--- BEGIN Data extract ---

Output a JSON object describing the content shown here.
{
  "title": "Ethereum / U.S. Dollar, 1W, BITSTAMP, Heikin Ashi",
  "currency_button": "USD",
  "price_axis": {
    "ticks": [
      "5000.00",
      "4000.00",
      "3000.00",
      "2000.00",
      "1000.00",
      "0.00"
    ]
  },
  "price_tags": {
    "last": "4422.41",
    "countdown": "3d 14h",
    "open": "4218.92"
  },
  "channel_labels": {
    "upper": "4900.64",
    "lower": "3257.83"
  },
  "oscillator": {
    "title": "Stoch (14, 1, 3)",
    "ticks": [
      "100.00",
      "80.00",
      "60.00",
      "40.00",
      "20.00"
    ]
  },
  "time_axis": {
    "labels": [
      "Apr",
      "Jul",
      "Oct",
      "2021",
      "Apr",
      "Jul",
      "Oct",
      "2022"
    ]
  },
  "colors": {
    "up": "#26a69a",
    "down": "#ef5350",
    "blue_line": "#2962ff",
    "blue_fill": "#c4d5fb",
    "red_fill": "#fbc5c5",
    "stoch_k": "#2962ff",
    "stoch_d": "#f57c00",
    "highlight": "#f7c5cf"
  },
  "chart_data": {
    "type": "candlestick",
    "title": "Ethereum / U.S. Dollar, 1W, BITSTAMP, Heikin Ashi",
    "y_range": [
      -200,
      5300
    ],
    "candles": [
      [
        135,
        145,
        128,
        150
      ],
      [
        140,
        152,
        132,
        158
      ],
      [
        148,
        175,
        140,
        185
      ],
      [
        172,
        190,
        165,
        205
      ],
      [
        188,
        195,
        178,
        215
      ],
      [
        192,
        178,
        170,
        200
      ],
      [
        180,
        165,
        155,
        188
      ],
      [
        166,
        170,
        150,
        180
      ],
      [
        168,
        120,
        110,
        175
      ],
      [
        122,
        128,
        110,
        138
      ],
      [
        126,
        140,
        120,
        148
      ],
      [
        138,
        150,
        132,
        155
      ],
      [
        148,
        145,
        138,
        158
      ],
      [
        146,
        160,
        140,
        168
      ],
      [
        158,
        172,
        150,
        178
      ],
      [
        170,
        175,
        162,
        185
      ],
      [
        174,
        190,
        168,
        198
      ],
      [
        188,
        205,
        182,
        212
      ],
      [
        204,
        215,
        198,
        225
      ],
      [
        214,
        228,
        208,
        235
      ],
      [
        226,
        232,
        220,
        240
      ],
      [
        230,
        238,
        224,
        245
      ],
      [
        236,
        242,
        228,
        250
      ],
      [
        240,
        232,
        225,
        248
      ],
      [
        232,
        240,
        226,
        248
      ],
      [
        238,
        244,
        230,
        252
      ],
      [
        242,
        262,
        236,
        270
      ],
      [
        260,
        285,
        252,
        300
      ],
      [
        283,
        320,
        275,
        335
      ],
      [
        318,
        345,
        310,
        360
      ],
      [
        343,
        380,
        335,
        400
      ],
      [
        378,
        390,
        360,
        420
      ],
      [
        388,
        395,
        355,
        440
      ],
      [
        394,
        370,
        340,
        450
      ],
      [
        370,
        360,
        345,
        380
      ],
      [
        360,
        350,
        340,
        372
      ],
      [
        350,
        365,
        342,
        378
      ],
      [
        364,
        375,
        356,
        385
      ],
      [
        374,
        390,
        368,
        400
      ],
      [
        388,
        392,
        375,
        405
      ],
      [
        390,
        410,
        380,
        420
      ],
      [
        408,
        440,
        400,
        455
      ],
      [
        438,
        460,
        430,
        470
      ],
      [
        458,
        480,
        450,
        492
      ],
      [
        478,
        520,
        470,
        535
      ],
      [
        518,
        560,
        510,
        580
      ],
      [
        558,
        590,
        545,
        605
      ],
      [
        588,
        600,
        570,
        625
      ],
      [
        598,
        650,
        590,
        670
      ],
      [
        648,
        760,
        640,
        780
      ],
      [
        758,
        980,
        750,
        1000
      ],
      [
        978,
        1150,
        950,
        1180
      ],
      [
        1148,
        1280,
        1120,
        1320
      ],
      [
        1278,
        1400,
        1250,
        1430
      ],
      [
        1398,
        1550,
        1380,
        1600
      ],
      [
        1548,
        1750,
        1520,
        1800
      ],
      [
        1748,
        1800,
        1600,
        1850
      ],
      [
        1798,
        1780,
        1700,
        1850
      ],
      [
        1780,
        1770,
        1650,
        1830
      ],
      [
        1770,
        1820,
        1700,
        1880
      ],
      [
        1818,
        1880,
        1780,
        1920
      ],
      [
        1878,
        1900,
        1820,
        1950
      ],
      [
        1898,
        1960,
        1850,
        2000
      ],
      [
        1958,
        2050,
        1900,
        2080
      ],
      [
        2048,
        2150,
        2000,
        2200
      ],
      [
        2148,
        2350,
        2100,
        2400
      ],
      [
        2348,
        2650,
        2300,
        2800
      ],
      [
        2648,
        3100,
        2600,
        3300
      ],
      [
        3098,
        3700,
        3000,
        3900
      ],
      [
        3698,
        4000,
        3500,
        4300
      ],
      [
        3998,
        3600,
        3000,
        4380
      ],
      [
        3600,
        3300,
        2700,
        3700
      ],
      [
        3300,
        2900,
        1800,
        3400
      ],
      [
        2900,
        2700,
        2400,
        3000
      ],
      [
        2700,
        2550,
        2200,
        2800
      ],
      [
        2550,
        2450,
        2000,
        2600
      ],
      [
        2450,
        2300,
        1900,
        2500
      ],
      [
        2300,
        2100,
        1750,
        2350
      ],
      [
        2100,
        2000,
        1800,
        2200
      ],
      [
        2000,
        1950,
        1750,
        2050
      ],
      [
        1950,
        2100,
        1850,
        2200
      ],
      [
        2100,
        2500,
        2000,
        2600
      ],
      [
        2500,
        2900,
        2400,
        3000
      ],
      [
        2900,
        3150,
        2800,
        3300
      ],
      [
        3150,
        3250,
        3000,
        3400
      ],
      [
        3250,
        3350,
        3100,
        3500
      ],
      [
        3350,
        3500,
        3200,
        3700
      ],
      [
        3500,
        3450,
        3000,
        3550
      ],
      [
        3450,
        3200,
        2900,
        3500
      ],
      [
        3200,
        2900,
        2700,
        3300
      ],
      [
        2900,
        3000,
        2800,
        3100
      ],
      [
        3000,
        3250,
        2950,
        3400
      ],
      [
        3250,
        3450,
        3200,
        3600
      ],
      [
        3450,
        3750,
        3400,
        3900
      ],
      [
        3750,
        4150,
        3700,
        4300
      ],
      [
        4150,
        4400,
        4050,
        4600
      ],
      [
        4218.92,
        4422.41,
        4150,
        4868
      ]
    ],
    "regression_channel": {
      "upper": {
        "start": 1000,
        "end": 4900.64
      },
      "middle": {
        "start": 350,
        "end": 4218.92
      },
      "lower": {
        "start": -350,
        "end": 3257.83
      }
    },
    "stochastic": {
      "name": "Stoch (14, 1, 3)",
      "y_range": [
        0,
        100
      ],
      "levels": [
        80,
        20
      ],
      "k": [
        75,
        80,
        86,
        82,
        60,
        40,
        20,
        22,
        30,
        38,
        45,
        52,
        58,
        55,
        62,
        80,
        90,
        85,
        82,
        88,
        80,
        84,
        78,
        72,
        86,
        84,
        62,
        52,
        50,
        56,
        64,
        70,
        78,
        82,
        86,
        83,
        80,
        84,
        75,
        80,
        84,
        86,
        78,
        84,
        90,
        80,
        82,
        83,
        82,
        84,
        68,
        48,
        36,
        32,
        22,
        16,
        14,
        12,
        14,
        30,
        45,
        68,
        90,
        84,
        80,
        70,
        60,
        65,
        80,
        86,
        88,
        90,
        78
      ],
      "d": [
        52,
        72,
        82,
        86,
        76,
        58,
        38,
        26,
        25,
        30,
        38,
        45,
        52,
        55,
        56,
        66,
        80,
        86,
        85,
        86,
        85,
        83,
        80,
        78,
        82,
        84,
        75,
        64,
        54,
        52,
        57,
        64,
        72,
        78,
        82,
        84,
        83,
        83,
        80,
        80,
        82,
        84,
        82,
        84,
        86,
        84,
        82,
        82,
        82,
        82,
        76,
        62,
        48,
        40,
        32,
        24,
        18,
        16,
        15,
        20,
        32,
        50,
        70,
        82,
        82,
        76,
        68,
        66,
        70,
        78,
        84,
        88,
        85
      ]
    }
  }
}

--- END Data extract ---

To do: From the entries above, collect every line with the string "Heikin" in it.

Response to this exercise:
  "title": "Ethereum / U.S. Dollar, 1W, BITSTAMP, Heikin Ashi",
    "title": "Ethereum / U.S. Dollar, 1W, BITSTAMP, Heikin Ashi",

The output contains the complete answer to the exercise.